Reproduce the stretch of the listing from its start through the line containing "bottle-label-line: + RETINOL <box>86", replacing "SUPLEMENTO ALIMENTAR" with "FOOD SUPPLEMENT" and leaving everything else unchanged.
-------------------------
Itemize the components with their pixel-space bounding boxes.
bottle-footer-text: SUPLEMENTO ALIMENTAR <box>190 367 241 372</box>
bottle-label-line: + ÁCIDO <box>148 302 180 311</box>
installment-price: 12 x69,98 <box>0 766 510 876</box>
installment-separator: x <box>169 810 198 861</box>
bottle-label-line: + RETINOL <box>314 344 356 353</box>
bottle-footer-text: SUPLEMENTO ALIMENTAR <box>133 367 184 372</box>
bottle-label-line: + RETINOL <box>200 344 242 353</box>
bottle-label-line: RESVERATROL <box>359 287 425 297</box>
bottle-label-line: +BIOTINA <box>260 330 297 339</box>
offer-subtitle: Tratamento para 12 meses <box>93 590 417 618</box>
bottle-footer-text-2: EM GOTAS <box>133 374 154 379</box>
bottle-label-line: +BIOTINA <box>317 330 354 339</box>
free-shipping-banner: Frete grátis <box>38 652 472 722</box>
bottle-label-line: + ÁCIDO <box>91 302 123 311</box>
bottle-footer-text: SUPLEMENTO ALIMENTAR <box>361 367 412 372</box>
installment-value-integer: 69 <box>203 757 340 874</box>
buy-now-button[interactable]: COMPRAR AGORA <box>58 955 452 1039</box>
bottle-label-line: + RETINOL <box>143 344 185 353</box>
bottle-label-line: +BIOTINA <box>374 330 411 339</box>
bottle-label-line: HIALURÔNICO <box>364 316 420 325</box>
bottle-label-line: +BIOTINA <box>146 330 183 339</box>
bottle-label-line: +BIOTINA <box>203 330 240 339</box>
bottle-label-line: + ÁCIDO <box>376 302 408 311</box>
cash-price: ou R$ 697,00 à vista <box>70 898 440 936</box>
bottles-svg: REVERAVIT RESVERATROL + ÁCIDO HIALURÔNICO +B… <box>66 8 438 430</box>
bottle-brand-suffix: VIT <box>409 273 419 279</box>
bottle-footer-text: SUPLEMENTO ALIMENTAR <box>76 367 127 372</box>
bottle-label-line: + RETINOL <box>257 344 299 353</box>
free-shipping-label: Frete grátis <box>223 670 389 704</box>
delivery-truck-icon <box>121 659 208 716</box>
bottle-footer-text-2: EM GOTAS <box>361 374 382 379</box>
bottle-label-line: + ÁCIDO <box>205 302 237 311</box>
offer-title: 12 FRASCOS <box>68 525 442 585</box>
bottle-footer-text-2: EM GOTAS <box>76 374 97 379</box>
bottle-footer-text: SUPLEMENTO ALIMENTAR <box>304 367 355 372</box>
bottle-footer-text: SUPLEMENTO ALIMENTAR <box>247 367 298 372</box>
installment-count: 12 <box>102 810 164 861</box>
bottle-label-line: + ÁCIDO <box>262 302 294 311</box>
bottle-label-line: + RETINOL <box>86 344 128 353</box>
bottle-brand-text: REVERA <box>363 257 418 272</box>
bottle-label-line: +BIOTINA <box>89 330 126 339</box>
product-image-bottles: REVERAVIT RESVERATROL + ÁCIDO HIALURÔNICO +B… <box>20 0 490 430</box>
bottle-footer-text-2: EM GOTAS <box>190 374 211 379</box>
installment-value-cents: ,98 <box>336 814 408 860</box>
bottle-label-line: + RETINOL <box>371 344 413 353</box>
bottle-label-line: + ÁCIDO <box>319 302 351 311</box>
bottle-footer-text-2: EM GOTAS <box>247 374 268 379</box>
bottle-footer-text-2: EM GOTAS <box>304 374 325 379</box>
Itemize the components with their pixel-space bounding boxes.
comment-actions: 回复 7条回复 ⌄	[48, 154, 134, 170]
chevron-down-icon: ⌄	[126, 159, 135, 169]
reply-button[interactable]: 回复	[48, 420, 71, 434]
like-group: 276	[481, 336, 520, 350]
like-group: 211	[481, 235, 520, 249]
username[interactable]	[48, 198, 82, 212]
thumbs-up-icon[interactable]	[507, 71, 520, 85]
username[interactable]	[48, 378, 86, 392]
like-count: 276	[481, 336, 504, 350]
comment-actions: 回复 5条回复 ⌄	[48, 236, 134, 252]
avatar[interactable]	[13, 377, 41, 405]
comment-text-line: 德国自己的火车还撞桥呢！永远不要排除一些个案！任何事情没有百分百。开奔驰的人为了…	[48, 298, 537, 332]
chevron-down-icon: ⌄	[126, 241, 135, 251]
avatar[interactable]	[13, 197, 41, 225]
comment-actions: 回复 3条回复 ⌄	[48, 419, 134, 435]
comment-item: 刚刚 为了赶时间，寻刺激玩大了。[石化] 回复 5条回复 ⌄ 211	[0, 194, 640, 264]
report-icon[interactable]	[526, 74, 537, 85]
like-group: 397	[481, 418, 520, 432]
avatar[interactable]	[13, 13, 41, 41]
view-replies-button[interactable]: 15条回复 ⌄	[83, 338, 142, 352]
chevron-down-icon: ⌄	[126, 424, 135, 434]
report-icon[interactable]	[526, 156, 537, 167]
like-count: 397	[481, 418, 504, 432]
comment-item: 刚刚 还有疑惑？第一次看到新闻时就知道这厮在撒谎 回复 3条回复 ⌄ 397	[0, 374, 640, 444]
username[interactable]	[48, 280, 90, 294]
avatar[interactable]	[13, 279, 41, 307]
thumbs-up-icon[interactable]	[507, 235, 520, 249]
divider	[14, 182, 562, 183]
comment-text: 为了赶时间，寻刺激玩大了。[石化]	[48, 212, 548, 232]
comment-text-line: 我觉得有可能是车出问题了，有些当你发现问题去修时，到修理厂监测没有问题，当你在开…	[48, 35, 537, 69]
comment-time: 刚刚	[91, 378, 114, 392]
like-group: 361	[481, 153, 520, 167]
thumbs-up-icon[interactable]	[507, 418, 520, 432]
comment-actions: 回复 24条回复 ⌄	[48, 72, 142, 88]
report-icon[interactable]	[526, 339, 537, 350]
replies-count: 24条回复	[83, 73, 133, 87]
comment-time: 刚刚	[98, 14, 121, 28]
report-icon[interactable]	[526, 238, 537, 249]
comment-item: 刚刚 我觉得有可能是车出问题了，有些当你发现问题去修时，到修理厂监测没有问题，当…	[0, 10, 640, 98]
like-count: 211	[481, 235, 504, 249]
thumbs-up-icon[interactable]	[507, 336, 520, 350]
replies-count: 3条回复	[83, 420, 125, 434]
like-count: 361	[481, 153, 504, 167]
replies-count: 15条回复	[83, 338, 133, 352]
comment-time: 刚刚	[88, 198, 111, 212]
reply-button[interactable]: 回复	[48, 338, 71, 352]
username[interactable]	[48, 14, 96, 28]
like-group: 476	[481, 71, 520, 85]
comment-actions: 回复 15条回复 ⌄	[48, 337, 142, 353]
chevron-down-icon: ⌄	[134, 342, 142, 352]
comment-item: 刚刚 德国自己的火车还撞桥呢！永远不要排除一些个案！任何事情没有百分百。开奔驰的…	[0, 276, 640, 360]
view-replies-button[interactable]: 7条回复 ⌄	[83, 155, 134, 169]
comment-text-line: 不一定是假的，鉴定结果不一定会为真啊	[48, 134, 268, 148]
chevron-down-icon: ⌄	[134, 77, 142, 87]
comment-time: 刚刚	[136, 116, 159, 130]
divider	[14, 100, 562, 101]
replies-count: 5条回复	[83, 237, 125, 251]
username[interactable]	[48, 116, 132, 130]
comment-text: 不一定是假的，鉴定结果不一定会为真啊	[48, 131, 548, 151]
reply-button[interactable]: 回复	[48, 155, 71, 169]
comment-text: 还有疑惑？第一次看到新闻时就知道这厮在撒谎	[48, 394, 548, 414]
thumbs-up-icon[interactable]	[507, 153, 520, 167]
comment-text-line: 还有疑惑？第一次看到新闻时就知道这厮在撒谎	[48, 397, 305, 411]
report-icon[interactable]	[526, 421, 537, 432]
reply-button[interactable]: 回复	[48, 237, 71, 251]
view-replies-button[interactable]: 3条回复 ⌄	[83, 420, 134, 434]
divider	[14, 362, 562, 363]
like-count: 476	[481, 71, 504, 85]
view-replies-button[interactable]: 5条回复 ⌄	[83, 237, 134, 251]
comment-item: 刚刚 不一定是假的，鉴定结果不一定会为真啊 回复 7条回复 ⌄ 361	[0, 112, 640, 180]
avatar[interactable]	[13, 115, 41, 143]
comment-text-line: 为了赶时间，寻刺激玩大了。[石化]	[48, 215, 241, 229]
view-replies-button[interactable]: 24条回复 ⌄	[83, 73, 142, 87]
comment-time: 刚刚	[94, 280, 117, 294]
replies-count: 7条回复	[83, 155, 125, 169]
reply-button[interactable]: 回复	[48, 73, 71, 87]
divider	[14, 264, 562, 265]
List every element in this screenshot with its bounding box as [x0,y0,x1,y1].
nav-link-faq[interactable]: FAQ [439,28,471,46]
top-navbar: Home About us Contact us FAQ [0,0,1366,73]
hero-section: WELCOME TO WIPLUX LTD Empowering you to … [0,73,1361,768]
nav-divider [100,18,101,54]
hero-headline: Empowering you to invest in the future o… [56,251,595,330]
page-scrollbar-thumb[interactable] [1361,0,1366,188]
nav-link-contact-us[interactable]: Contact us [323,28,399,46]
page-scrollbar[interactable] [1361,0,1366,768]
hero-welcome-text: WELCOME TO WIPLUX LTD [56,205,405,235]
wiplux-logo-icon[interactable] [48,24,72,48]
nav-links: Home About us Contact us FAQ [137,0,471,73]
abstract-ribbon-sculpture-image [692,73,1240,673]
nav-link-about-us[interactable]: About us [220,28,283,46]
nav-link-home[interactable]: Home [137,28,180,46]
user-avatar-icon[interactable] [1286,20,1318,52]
-------------------------
CORRECT RESULT ::
Itemize the components with their pixel-space bounding boxes.
bottle-footer-text: FOOD SUPPLEMENT <box>190 367 241 372</box>
bottle-label-line: + ÁCIDO <box>148 302 180 311</box>
installment-price: 12 x69,98 <box>0 766 510 876</box>
installment-separator: x <box>169 810 198 861</box>
bottle-label-line: + RETINOL <box>314 344 356 353</box>
bottle-footer-text: FOOD SUPPLEMENT <box>133 367 184 372</box>
bottle-label-line: + RETINOL <box>200 344 242 353</box>
bottle-label-line: RESVERATROL <box>359 287 425 297</box>
bottle-label-line: +BIOTINA <box>260 330 297 339</box>
offer-subtitle: Tratamento para 12 meses <box>93 590 417 618</box>
bottle-footer-text-2: EM GOTAS <box>133 374 154 379</box>
bottle-label-line: +BIOTINA <box>317 330 354 339</box>
free-shipping-banner: Frete grátis <box>38 652 472 722</box>
bottle-label-line: + ÁCIDO <box>91 302 123 311</box>
bottle-footer-text: FOOD SUPPLEMENT <box>361 367 412 372</box>
installment-value-integer: 69 <box>203 757 340 874</box>
buy-now-button[interactable]: COMPRAR AGORA <box>58 955 452 1039</box>
bottle-label-line: + RETINOL <box>143 344 185 353</box>
bottle-label-line: +BIOTINA <box>374 330 411 339</box>
bottle-label-line: HIALURÔNICO <box>364 316 420 325</box>
bottle-label-line: +BIOTINA <box>146 330 183 339</box>
bottle-label-line: +BIOTINA <box>203 330 240 339</box>
bottle-label-line: + ÁCIDO <box>376 302 408 311</box>
cash-price: ou R$ 697,00 à vista <box>70 898 440 936</box>
bottles-svg: REVERAVIT RESVERATROL + ÁCIDO HIALURÔNICO +B… <box>66 8 438 430</box>
bottle-brand-suffix: VIT <box>409 273 419 279</box>
bottle-footer-text: FOOD SUPPLEMENT <box>76 367 127 372</box>
bottle-label-line: + RETINOL <box>257 344 299 353</box>
free-shipping-label: Frete grátis <box>223 670 389 704</box>
delivery-truck-icon <box>121 659 208 716</box>
bottle-footer-text-2: EM GOTAS <box>361 374 382 379</box>
bottle-label-line: + ÁCIDO <box>205 302 237 311</box>
offer-title: 12 FRASCOS <box>68 525 442 585</box>
bottle-footer-text-2: EM GOTAS <box>76 374 97 379</box>
bottle-footer-text: FOOD SUPPLEMENT <box>304 367 355 372</box>
bottle-footer-text: FOOD SUPPLEMENT <box>247 367 298 372</box>
installment-count: 12 <box>102 810 164 861</box>
bottle-label-line: + ÁCIDO <box>262 302 294 311</box>
bottle-label-line: + RETINOL <box>86 344 128 353</box>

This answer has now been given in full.